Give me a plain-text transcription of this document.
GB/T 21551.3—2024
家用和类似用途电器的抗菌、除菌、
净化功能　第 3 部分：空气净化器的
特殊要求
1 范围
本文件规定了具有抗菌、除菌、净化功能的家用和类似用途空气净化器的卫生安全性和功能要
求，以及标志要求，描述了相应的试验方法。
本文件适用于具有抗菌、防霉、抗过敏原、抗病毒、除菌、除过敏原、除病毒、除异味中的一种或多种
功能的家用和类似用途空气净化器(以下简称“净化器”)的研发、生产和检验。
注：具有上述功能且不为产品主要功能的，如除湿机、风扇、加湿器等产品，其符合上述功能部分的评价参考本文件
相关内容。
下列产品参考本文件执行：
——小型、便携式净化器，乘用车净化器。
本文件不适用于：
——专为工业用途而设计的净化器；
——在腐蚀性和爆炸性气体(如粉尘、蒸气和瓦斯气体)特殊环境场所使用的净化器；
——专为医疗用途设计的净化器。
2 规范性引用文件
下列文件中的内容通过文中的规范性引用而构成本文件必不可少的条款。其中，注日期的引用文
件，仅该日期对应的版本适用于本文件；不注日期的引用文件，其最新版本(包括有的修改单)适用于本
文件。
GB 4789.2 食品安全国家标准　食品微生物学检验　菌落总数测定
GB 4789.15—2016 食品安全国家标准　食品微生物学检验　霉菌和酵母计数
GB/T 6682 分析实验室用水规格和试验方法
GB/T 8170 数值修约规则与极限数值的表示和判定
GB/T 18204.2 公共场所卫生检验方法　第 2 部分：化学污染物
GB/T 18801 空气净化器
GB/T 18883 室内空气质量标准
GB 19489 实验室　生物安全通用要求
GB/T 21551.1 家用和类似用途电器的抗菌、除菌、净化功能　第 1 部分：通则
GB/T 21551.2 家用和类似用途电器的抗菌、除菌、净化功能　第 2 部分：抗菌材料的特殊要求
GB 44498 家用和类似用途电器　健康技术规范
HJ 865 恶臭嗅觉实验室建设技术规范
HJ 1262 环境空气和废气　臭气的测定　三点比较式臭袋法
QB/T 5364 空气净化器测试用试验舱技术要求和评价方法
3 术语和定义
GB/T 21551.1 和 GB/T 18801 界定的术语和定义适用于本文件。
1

Written problem:
Copy out every line holding the string "食品安全国家标准".

Complete output:
GB 4789.2 食品安全国家标准　食品微生物学检验　菌落总数测定
GB 4789.15—2016 食品安全国家标准　食品微生物学检验　霉菌和酵母计数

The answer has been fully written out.